_Extracted records_
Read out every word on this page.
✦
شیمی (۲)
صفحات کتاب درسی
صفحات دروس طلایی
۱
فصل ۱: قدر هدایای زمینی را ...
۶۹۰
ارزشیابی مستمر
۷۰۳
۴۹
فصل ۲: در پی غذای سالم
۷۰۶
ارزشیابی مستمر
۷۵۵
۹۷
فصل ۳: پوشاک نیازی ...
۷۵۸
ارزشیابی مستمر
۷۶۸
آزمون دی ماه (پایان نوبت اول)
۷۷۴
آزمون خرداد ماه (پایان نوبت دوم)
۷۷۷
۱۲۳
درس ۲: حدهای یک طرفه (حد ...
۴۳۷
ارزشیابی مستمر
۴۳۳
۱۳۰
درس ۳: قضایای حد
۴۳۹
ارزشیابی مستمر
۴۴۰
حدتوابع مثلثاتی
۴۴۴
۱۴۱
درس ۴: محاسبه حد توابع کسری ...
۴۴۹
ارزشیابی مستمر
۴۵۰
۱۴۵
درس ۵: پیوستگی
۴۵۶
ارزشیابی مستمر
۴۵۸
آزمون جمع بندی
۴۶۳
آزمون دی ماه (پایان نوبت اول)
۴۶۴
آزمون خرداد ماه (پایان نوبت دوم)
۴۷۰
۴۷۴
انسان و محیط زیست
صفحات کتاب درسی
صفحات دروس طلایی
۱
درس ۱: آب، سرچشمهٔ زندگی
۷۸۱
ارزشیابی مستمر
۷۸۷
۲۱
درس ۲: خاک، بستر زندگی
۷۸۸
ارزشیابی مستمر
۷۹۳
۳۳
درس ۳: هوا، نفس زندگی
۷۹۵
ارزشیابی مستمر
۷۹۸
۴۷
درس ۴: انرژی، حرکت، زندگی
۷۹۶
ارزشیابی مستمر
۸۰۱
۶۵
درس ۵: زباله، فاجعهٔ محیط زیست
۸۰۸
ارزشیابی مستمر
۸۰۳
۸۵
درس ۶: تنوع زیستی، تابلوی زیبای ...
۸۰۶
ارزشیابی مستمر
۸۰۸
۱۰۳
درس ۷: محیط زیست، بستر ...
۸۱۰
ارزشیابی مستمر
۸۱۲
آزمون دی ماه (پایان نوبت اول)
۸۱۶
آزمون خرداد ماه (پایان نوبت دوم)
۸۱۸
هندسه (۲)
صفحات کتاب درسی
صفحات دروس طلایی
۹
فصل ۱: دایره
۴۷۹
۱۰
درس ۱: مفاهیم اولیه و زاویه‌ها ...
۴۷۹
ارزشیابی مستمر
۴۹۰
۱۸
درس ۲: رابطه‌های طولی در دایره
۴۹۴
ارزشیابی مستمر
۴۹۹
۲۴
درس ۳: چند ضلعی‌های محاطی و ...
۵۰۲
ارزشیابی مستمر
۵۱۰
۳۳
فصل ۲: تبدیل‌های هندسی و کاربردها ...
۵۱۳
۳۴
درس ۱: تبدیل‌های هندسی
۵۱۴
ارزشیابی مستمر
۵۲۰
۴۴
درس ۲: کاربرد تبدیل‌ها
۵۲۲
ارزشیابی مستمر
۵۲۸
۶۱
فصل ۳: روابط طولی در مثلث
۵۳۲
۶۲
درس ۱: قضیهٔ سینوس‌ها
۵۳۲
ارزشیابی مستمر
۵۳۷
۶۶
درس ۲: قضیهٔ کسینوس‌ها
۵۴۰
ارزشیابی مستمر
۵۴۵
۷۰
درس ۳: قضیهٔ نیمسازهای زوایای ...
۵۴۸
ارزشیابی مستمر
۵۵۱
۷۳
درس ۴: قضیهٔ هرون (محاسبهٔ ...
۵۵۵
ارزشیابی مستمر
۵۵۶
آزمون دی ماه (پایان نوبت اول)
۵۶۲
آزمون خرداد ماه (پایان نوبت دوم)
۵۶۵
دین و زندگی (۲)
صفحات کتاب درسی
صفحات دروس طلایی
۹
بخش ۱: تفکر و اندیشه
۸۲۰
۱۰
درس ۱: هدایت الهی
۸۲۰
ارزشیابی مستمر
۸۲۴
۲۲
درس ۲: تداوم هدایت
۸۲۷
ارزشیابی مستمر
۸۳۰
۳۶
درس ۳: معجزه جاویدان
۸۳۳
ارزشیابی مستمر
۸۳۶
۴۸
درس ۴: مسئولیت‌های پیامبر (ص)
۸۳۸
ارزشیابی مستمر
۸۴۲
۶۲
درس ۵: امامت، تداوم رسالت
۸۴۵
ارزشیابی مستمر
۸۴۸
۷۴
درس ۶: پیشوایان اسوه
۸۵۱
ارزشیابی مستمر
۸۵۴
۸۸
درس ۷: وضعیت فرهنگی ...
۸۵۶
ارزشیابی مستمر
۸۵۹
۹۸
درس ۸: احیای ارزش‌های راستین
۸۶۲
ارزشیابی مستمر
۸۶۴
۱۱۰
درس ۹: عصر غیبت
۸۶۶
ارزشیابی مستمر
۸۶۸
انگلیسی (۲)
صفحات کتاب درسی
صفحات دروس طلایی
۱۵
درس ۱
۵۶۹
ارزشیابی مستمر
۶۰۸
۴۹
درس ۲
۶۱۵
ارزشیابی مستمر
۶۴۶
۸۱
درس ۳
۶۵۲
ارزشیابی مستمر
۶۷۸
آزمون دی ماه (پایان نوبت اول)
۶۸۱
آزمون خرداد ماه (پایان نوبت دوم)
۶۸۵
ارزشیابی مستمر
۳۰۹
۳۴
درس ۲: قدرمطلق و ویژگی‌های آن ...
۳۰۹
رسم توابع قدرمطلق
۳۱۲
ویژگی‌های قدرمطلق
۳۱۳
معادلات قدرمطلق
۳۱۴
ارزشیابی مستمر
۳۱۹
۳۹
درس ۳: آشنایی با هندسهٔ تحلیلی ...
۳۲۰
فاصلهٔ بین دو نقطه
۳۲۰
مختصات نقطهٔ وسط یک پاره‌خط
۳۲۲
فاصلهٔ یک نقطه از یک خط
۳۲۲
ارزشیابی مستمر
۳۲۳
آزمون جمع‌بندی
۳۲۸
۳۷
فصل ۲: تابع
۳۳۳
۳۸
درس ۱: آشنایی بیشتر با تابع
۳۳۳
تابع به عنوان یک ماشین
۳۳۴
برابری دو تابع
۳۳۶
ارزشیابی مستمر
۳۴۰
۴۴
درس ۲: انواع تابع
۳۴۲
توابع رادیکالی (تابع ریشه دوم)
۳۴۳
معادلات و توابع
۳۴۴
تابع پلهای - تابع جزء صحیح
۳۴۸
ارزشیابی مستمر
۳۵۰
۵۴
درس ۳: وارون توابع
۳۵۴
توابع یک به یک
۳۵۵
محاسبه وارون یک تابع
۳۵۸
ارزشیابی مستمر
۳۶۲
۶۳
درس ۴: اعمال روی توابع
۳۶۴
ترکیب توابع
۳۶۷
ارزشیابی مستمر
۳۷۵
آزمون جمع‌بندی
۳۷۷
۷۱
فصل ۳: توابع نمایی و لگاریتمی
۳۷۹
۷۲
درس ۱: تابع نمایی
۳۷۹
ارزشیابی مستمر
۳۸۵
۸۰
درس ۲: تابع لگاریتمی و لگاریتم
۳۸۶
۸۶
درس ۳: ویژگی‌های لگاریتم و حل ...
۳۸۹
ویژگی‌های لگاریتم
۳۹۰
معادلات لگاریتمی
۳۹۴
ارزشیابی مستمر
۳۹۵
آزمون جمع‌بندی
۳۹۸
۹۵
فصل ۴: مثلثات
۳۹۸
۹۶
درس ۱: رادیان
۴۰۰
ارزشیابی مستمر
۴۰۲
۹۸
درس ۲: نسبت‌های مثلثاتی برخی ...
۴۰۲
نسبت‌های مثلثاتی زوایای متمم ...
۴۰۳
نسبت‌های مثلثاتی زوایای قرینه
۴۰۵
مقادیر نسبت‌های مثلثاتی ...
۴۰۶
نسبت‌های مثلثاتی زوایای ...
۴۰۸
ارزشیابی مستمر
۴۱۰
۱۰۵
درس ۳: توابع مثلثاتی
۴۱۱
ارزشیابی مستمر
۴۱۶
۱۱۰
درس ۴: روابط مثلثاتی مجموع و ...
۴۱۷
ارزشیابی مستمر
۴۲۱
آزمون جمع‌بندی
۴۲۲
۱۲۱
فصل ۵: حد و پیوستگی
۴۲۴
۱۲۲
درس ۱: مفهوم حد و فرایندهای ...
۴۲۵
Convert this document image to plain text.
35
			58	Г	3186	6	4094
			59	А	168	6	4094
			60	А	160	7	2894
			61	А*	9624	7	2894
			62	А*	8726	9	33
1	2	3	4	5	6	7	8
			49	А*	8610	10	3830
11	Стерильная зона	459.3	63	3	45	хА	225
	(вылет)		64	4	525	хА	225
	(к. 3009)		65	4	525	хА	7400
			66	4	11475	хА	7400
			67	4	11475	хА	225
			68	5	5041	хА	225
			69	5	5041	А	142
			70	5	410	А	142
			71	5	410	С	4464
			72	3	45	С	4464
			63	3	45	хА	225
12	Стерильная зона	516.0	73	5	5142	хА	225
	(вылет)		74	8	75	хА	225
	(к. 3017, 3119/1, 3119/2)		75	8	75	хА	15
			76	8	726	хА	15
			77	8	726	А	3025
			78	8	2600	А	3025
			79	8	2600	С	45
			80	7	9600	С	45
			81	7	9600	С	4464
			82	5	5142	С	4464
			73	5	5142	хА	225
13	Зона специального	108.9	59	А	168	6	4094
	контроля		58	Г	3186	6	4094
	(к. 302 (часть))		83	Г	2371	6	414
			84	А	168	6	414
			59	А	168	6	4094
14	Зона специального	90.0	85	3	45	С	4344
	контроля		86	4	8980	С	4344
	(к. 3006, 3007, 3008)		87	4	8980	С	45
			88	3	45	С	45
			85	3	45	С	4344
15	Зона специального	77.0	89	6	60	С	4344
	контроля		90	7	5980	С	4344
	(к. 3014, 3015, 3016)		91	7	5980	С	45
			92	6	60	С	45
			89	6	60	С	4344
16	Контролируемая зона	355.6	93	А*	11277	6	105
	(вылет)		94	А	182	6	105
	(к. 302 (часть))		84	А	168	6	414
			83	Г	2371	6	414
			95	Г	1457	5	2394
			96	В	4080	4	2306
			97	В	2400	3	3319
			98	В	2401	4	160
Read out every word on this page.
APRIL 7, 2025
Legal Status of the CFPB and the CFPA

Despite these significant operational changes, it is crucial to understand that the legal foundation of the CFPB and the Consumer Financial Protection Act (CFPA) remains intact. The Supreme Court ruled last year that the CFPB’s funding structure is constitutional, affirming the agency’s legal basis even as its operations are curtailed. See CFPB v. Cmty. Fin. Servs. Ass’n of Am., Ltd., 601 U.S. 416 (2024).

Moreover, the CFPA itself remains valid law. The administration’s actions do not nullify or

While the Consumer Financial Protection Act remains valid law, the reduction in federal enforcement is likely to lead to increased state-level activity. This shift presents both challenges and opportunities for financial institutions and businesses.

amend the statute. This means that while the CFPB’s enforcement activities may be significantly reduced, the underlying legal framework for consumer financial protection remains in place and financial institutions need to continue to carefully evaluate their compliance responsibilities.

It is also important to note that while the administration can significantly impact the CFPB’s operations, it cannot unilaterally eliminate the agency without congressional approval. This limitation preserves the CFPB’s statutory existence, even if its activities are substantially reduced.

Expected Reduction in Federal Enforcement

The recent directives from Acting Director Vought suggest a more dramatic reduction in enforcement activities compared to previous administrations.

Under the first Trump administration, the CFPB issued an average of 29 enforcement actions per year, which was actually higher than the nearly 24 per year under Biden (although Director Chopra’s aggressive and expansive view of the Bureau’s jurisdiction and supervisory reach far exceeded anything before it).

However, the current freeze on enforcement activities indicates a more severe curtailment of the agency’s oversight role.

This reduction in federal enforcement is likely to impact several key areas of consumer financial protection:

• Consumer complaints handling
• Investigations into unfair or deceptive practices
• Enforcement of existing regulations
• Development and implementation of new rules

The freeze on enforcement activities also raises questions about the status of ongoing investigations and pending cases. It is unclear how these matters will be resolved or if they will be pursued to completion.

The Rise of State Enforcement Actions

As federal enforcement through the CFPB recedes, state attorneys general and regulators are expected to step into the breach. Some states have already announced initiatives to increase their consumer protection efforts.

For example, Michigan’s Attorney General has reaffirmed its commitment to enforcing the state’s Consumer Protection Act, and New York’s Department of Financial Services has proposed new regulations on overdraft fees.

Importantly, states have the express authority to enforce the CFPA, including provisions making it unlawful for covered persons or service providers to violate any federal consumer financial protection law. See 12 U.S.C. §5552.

_REQUIRED TASK_
Extract every line above that contains the word "institutions".

_RESPONSE TO THIS TASK_
While the Consumer Financial Protection Act remains valid law, the reduction in federal enforcement is likely to lead to increased state-level activity. This shift presents both challenges and opportunities for financial institutions and businesses.
amend the statute. This means that while the CFPB’s enforcement activities may be significantly reduced, the underlying legal framework for consumer financial protection remains in place and financial institutions need to continue to carefully evaluate their compliance responsibilities.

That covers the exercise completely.